(Excerpt from a dataset)
START

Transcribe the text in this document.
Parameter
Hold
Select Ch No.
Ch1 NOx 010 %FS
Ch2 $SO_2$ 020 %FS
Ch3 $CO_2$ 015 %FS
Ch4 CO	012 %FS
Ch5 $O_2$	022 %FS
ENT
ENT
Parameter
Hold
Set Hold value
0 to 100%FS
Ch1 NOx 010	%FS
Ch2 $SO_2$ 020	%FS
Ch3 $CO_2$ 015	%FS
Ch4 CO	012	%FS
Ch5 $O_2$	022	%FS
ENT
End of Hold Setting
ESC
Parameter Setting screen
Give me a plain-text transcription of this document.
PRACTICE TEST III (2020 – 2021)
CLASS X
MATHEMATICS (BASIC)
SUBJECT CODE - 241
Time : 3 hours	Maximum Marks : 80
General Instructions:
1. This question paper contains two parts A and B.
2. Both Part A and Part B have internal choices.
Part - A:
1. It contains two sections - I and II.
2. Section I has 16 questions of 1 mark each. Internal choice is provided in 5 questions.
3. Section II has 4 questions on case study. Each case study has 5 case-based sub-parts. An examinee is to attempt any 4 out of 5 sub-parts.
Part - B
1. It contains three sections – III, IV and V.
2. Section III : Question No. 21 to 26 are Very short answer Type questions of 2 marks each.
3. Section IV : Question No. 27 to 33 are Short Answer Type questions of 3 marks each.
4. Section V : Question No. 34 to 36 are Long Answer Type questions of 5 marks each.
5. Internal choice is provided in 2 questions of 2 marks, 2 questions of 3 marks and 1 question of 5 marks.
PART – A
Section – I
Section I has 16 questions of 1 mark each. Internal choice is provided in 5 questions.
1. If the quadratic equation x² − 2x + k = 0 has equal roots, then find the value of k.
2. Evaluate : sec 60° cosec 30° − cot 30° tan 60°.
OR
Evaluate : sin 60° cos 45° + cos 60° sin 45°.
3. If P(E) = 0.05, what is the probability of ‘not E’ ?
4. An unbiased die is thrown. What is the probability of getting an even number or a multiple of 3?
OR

END

The full set of records should be duplicated exactly.

= Solved problem =
Transcribe the text in this document.
Parameter
Hold
Select Ch No.
Ch1 NOx 010 %FS
Ch2 $SO_2$ 020 %FS
Ch3 $CO_2$ 015 %FS
Ch4 CO	012 %FS
Ch5 $O_2$	022 %FS
ENT
ENT
Parameter
Hold
Set Hold value
0 to 100%FS
Ch1 NOx 010	%FS
Ch2 $SO_2$ 020	%FS
Ch3 $CO_2$ 015	%FS
Ch4 CO	012	%FS
Ch5 $O_2$	022	%FS
ENT
End of Hold Setting
ESC
Parameter Setting screen
Give me a plain-text transcription of this document.
PRACTICE TEST III (2020 – 2021)
CLASS X
MATHEMATICS (BASIC)
SUBJECT CODE - 241
Time : 3 hours	Maximum Marks : 80
General Instructions:
1. This question paper contains two parts A and B.
2. Both Part A and Part B have internal choices.
Part - A:
1. It contains two sections - I and II.
2. Section I has 16 questions of 1 mark each. Internal choice is provided in 5 questions.
3. Section II has 4 questions on case study. Each case study has 5 case-based sub-parts. An examinee is to attempt any 4 out of 5 sub-parts.
Part - B
1. It contains three sections – III, IV and V.
2. Section III : Question No. 21 to 26 are Very short answer Type questions of 2 marks each.
3. Section IV : Question No. 27 to 33 are Short Answer Type questions of 3 marks each.
4. Section V : Question No. 34 to 36 are Long Answer Type questions of 5 marks each.
5. Internal choice is provided in 2 questions of 2 marks, 2 questions of 3 marks and 1 question of 5 marks.
PART – A
Section – I
Section I has 16 questions of 1 mark each. Internal choice is provided in 5 questions.
1. If the quadratic equation x² − 2x + k = 0 has equal roots, then find the value of k.
2. Evaluate : sec 60° cosec 30° − cot 30° tan 60°.
OR
Evaluate : sin 60° cos 45° + cos 60° sin 45°.
3. If P(E) = 0.05, what is the probability of ‘not E’ ?
4. An unbiased die is thrown. What is the probability of getting an even number or a multiple of 3?
OR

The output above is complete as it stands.